**Dataset records**:
···
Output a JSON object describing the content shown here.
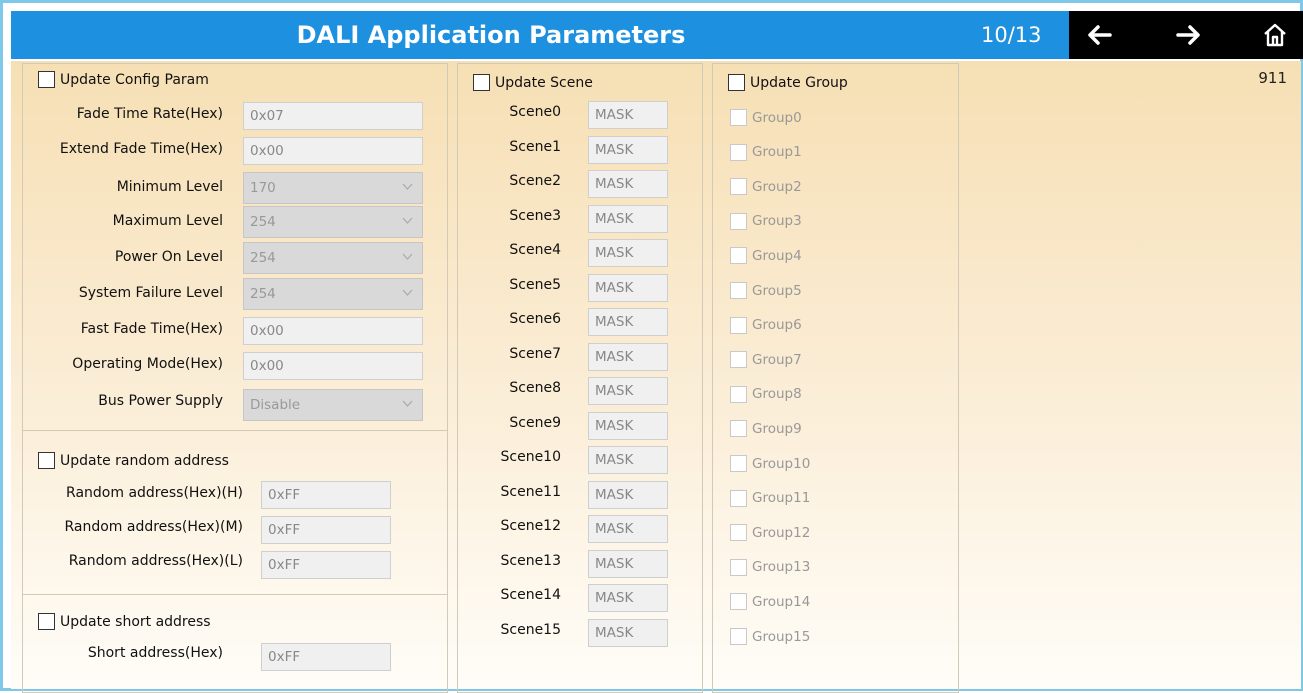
{
  "header": {
    "title": "DALI Application Parameters",
    "page_indicator": "10/13",
    "nav_icons": [
      "arrow-left-icon",
      "arrow-right-icon",
      "home-icon"
    ]
  },
  "corner_value": "911",
  "colors": {
    "title_bar": "#1e90e0",
    "nav_bar": "#000000",
    "border": "#7ec8ea"
  },
  "config": {
    "checkbox_label": "Update Config Param",
    "fields": [
      {
        "label": "Fade Time Rate(Hex)",
        "value": "0x07",
        "kind": "text"
      },
      {
        "label": "Extend Fade Time(Hex)",
        "value": "0x00",
        "kind": "text"
      },
      {
        "label": "Minimum Level",
        "value": "170",
        "kind": "select"
      },
      {
        "label": "Maximum Level",
        "value": "254",
        "kind": "select"
      },
      {
        "label": "Power On Level",
        "value": "254",
        "kind": "select"
      },
      {
        "label": "System Failure Level",
        "value": "254",
        "kind": "select"
      },
      {
        "label": "Fast Fade Time(Hex)",
        "value": "0x00",
        "kind": "text"
      },
      {
        "label": "Operating Mode(Hex)",
        "value": "0x00",
        "kind": "text"
      },
      {
        "label": "Bus Power Supply",
        "value": "Disable",
        "kind": "select"
      }
    ]
  },
  "random_address": {
    "checkbox_label": "Update random address",
    "fields": [
      {
        "label": "Random address(Hex)(H)",
        "value": "0xFF"
      },
      {
        "label": "Random address(Hex)(M)",
        "value": "0xFF"
      },
      {
        "label": "Random address(Hex)(L)",
        "value": "0xFF"
      }
    ]
  },
  "short_address": {
    "checkbox_label": "Update short address",
    "fields": [
      {
        "label": "Short address(Hex)",
        "value": "0xFF"
      }
    ]
  },
  "scene": {
    "checkbox_label": "Update Scene",
    "items": [
      {
        "label": "Scene0",
        "value": "MASK"
      },
      {
        "label": "Scene1",
        "value": "MASK"
      },
      {
        "label": "Scene2",
        "value": "MASK"
      },
      {
        "label": "Scene3",
        "value": "MASK"
      },
      {
        "label": "Scene4",
        "value": "MASK"
      },
      {
        "label": "Scene5",
        "value": "MASK"
      },
      {
        "label": "Scene6",
        "value": "MASK"
      },
      {
        "label": "Scene7",
        "value": "MASK"
      },
      {
        "label": "Scene8",
        "value": "MASK"
      },
      {
        "label": "Scene9",
        "value": "MASK"
      },
      {
        "label": "Scene10",
        "value": "MASK"
      },
      {
        "label": "Scene11",
        "value": "MASK"
      },
      {
        "label": "Scene12",
        "value": "MASK"
      },
      {
        "label": "Scene13",
        "value": "MASK"
      },
      {
        "label": "Scene14",
        "value": "MASK"
      },
      {
        "label": "Scene15",
        "value": "MASK"
      }
    ]
  },
  "group": {
    "checkbox_label": "Update Group",
    "items": [
      "Group0",
      "Group1",
      "Group2",
      "Group3",
      "Group4",
      "Group5",
      "Group6",
      "Group7",
      "Group8",
      "Group9",
      "Group10",
      "Group11",
      "Group12",
      "Group13",
      "Group14",
      "Group15"
    ]
  }
}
···
**Task requirements**:
Return only those lines of the records that contain the string "Fade".

**Reply to the exercise**:
        "label": "Fade Time Rate(Hex)",
        "label": "Extend Fade Time(Hex)",
        "label": "Fast Fade Time(Hex)",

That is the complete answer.